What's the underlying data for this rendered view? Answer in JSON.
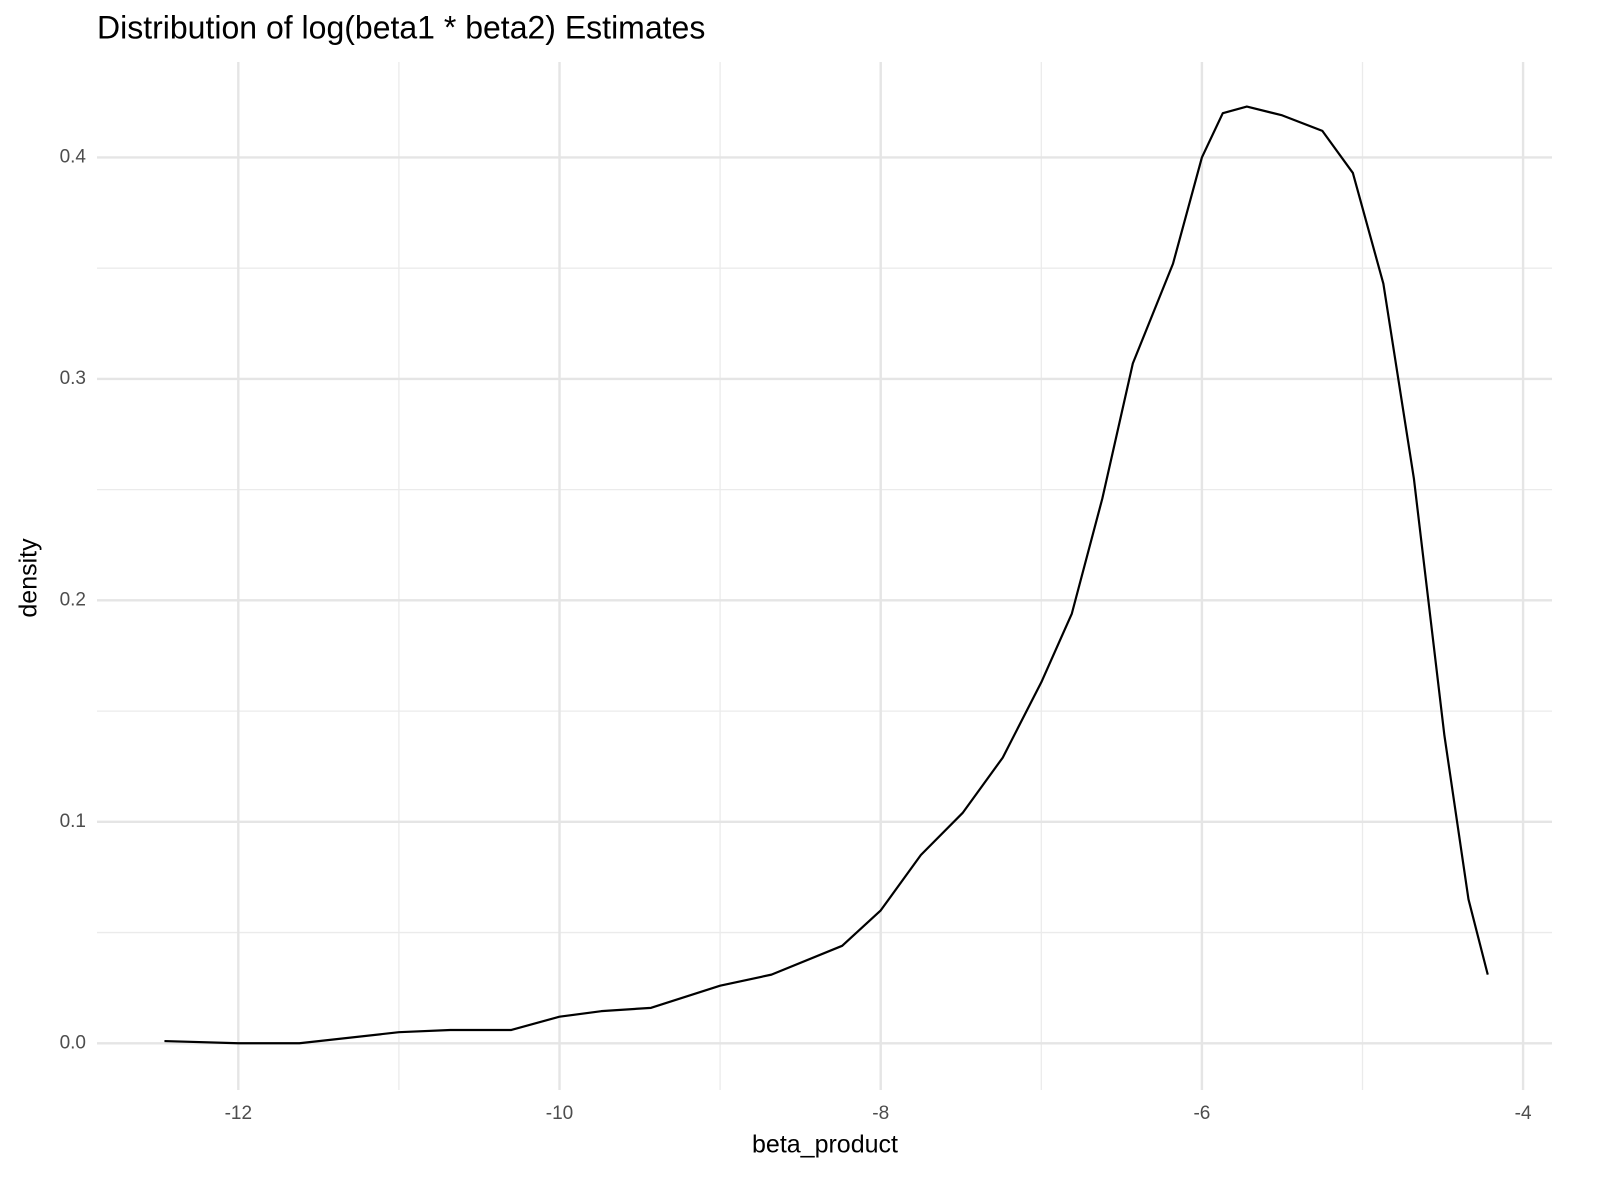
{
  "chart_data": {
    "type": "line",
    "title": "Distribution of log(beta1 * beta2) Estimates",
    "x_label": "beta_product",
    "y_label": "density",
    "x": [
      -12.46,
      -12.0,
      -11.62,
      -11.0,
      -10.68,
      -10.3,
      -10.0,
      -9.74,
      -9.43,
      -9.0,
      -8.68,
      -8.24,
      -8.0,
      -7.75,
      -7.49,
      -7.24,
      -7.0,
      -6.81,
      -6.62,
      -6.43,
      -6.18,
      -6.0,
      -5.87,
      -5.72,
      -5.5,
      -5.25,
      -5.06,
      -4.87,
      -4.68,
      -4.49,
      -4.34,
      -4.22
    ],
    "values": [
      0.001,
      0.0,
      0.0,
      0.005,
      0.006,
      0.006,
      0.012,
      0.0145,
      0.016,
      0.026,
      0.031,
      0.044,
      0.06,
      0.085,
      0.104,
      0.129,
      0.163,
      0.194,
      0.246,
      0.307,
      0.352,
      0.4,
      0.42,
      0.423,
      0.419,
      0.412,
      0.393,
      0.343,
      0.255,
      0.139,
      0.065,
      0.031
    ],
    "color": "#000000",
    "xlim": [
      -12.88,
      -3.82
    ],
    "ylim": [
      -0.0211,
      0.4431
    ],
    "xticks": [
      -12,
      -10,
      -8,
      -6,
      -4
    ],
    "yticks": [
      {
        "value": 0,
        "label": "0.0"
      },
      0.1,
      0.2,
      0.3,
      0.4
    ],
    "xminor": [
      -11,
      -9,
      -7,
      -5
    ],
    "yminor": [
      0.05,
      0.15,
      0.25,
      0.35
    ],
    "grid": true
  }
}
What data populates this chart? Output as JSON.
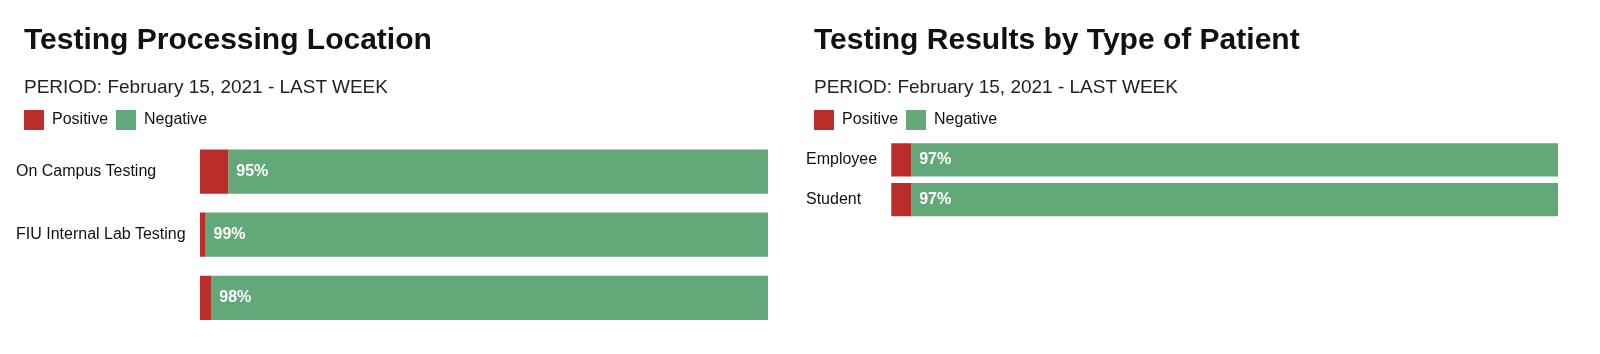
{
  "chart_data": [
    {
      "type": "bar",
      "orientation": "horizontal",
      "stacked": true,
      "title": "Testing Processing Location",
      "subtitle": "PERIOD: February 15, 2021 - LAST WEEK",
      "categories": [
        "On Campus Testing",
        "FIU Internal Lab Testing",
        null
      ],
      "xlim": [
        0,
        100
      ],
      "tick_labels": "y",
      "legend": "top left",
      "series": [
        {
          "name": "Positive",
          "color": "#b92e2a",
          "values": [
            5,
            1,
            2
          ],
          "value_labels": [
            null,
            null,
            null
          ]
        },
        {
          "name": "Negative",
          "color": "#63a878",
          "values": [
            95,
            99,
            98
          ],
          "value_labels": [
            "95%",
            "99%",
            "98%"
          ]
        }
      ]
    },
    {
      "type": "bar",
      "orientation": "horizontal",
      "stacked": true,
      "title": "Testing Results by Type of Patient",
      "subtitle": "PERIOD: February 15, 2021 - LAST WEEK",
      "categories": [
        "Employee",
        "Student"
      ],
      "xlim": [
        0,
        100
      ],
      "tick_labels": "y",
      "legend": "top left",
      "series": [
        {
          "name": "Positive",
          "color": "#b92e2a",
          "values": [
            3,
            3
          ],
          "value_labels": [
            null,
            null
          ]
        },
        {
          "name": "Negative",
          "color": "#63a878",
          "values": [
            97,
            97
          ],
          "value_labels": [
            "97%",
            "97%"
          ]
        }
      ]
    }
  ]
}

▶ Directions for this task:
Reproduce the data word for word, excluding its pictures.

▶ Complete answer:
What's the underlying data for this rendered view? Answer in JSON.
{
  "chart_data": {
    "type": "line",
    "title": "Distribution of log(beta1 * beta2) Estimates",
    "x_label": "beta_product",
    "y_label": "density",
    "x": [
      -12.46,
      -12.0,
      -11.62,
      -11.0,
      -10.68,
      -10.3,
      -10.0,
      -9.74,
      -9.43,
      -9.0,
      -8.68,
      -8.24,
      -8.0,
      -7.75,
      -7.49,
      -7.24,
      -7.0,
      -6.81,
      -6.62,
      -6.43,
      -6.18,
      -6.0,
      -5.87,
      -5.72,
      -5.5,
      -5.25,
      -5.06,
      -4.87,
      -4.68,
      -4.49,
      -4.34,
      -4.22
    ],
    "values": [
      0.001,
      0.0,
      0.0,
      0.005,
      0.006,
      0.006,
      0.012,
      0.0145,
      0.016,
      0.026,
      0.031,
      0.044,
      0.06,
      0.085,
      0.104,
      0.129,
      0.163,
      0.194,
      0.246,
      0.307,
      0.352,
      0.4,
      0.42,
      0.423,
      0.419,
      0.412,
      0.393,
      0.343,
      0.255,
      0.139,
      0.065,
      0.031
    ],
    "color": "#000000",
    "xlim": [
      -12.88,
      -3.82
    ],
    "ylim": [
      -0.0211,
      0.4431
    ],
    "xticks": [
      -12,
      -10,
      -8,
      -6,
      -4
    ],
    "yticks": [
      {
        "value": 0,
        "label": "0.0"
      },
      0.1,
      0.2,
      0.3,
      0.4
    ],
    "xminor": [
      -11,
      -9,
      -7,
      -5
    ],
    "yminor": [
      0.05,
      0.15,
      0.25,
      0.35
    ],
    "grid": true
  }
}
What data populates this chart? Output as JSON.
{
  "chart_data": [
    {
      "type": "bar",
      "orientation": "horizontal",
      "stacked": true,
      "title": "Testing Processing Location",
      "subtitle": "PERIOD: February 15, 2021 - LAST WEEK",
      "categories": [
        "On Campus Testing",
        "FIU Internal Lab Testing",
        null
      ],
      "xlim": [
        0,
        100
      ],
      "tick_labels": "y",
      "legend": "top left",
      "series": [
        {
          "name": "Positive",
          "color": "#b92e2a",
          "values": [
            5,
            1,
            2
          ],
          "value_labels": [
            null,
            null,
            null
          ]
        },
        {
          "name": "Negative",
          "color": "#63a878",
          "values": [
            95,
            99,
            98
          ],
          "value_labels": [
            "95%",
            "99%",
            "98%"
          ]
        }
      ]
    },
    {
      "type": "bar",
      "orientation": "horizontal",
      "stacked": true,
      "title": "Testing Results by Type of Patient",
      "subtitle": "PERIOD: February 15, 2021 - LAST WEEK",
      "categories": [
        "Employee",
        "Student"
      ],
      "xlim": [
        0,
        100
      ],
      "tick_labels": "y",
      "legend": "top left",
      "series": [
        {
          "name": "Positive",
          "color": "#b92e2a",
          "values": [
            3,
            3
          ],
          "value_labels": [
            null,
            null
          ]
        },
        {
          "name": "Negative",
          "color": "#63a878",
          "values": [
            97,
            97
          ],
          "value_labels": [
            "97%",
            "97%"
          ]
        }
      ]
    }
  ]
}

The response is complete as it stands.